** Task **
Quote every line as written. Omit pictures.

══ Source material ══

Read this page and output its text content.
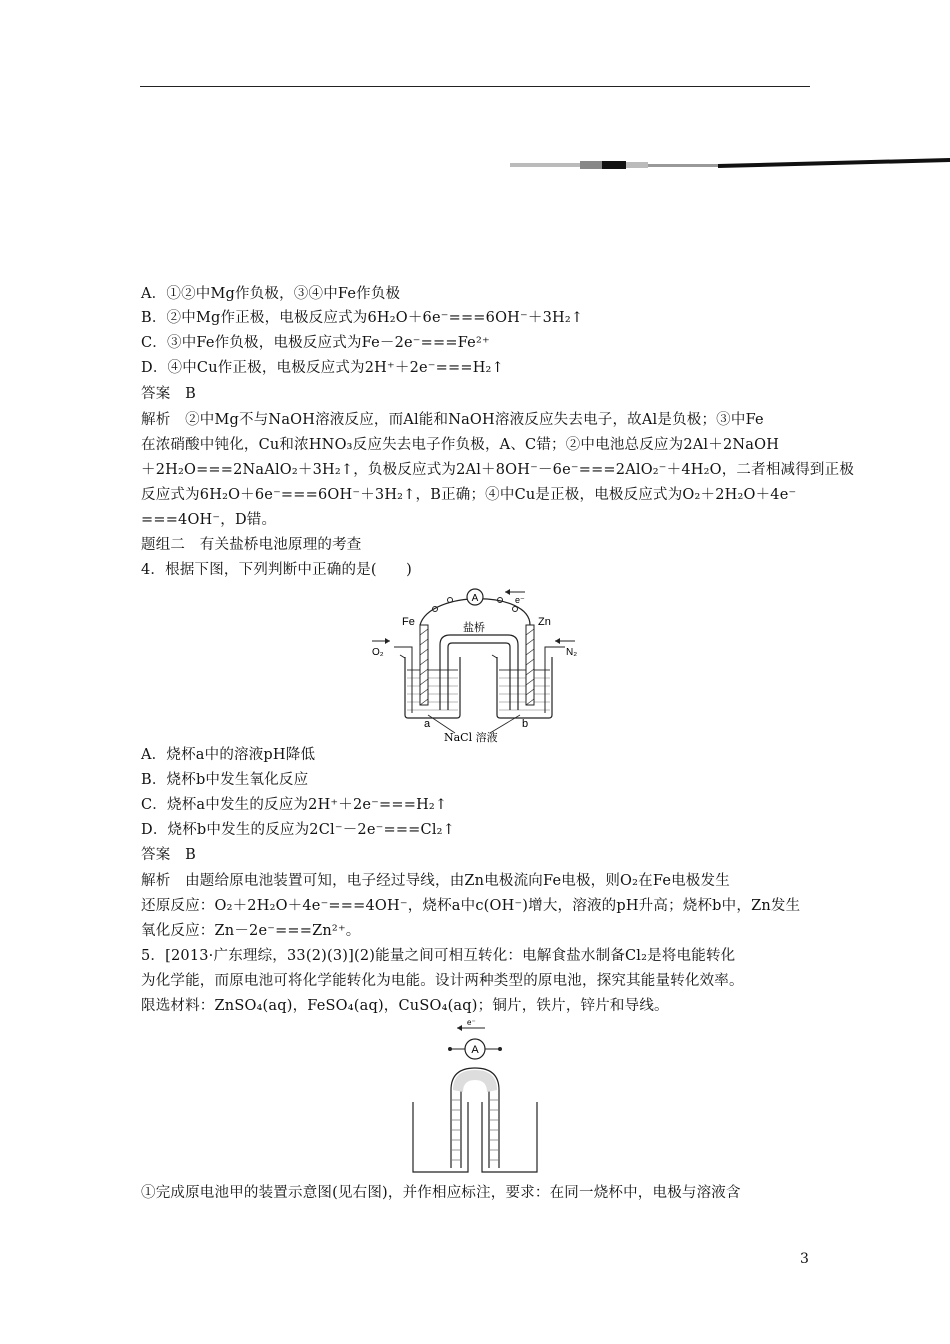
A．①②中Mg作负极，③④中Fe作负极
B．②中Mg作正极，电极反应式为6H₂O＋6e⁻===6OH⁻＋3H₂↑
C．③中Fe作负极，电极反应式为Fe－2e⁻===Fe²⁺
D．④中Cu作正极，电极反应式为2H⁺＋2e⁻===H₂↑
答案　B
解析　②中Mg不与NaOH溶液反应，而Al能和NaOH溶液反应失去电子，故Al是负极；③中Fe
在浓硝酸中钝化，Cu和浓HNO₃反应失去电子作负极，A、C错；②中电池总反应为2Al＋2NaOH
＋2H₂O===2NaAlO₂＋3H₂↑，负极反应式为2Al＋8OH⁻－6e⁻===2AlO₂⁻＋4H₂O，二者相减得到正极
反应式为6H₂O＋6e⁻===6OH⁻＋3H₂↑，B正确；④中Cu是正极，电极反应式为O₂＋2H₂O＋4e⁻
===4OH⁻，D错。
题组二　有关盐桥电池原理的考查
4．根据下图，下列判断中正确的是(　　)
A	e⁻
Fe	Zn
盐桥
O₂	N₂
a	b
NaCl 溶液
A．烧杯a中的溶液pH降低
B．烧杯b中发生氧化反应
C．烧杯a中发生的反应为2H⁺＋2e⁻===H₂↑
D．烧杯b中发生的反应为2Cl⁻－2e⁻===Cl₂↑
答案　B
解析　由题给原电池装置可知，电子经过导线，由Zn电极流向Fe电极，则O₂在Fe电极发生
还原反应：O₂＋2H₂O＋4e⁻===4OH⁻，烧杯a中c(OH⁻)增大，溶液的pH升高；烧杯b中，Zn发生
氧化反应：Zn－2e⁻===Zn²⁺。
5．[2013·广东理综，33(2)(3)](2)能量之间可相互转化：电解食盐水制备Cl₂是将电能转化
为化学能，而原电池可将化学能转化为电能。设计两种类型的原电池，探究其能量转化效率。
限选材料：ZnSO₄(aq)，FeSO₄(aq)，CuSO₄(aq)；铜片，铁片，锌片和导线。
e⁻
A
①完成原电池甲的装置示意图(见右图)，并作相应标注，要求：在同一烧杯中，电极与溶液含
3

═══

** Expected output **
Read this page and output its text content.
A．①②中Mg作负极，③④中Fe作负极
B．②中Mg作正极，电极反应式为6H₂O＋6e⁻===6OH⁻＋3H₂↑
C．③中Fe作负极，电极反应式为Fe－2e⁻===Fe²⁺
D．④中Cu作正极，电极反应式为2H⁺＋2e⁻===H₂↑
答案　B
解析　②中Mg不与NaOH溶液反应，而Al能和NaOH溶液反应失去电子，故Al是负极；③中Fe
在浓硝酸中钝化，Cu和浓HNO₃反应失去电子作负极，A、C错；②中电池总反应为2Al＋2NaOH
＋2H₂O===2NaAlO₂＋3H₂↑，负极反应式为2Al＋8OH⁻－6e⁻===2AlO₂⁻＋4H₂O，二者相减得到正极
反应式为6H₂O＋6e⁻===6OH⁻＋3H₂↑，B正确；④中Cu是正极，电极反应式为O₂＋2H₂O＋4e⁻
===4OH⁻，D错。
题组二　有关盐桥电池原理的考查
4．根据下图，下列判断中正确的是(　　)
A	e⁻
Fe	Zn
盐桥
O₂	N₂
a	b
NaCl 溶液
A．烧杯a中的溶液pH降低
B．烧杯b中发生氧化反应
C．烧杯a中发生的反应为2H⁺＋2e⁻===H₂↑
D．烧杯b中发生的反应为2Cl⁻－2e⁻===Cl₂↑
答案　B
解析　由题给原电池装置可知，电子经过导线，由Zn电极流向Fe电极，则O₂在Fe电极发生
还原反应：O₂＋2H₂O＋4e⁻===4OH⁻，烧杯a中c(OH⁻)增大，溶液的pH升高；烧杯b中，Zn发生
氧化反应：Zn－2e⁻===Zn²⁺。
5．[2013·广东理综，33(2)(3)](2)能量之间可相互转化：电解食盐水制备Cl₂是将电能转化
为化学能，而原电池可将化学能转化为电能。设计两种类型的原电池，探究其能量转化效率。
限选材料：ZnSO₄(aq)，FeSO₄(aq)，CuSO₄(aq)；铜片，铁片，锌片和导线。
e⁻
A
①完成原电池甲的装置示意图(见右图)，并作相应标注，要求：在同一烧杯中，电极与溶液含
3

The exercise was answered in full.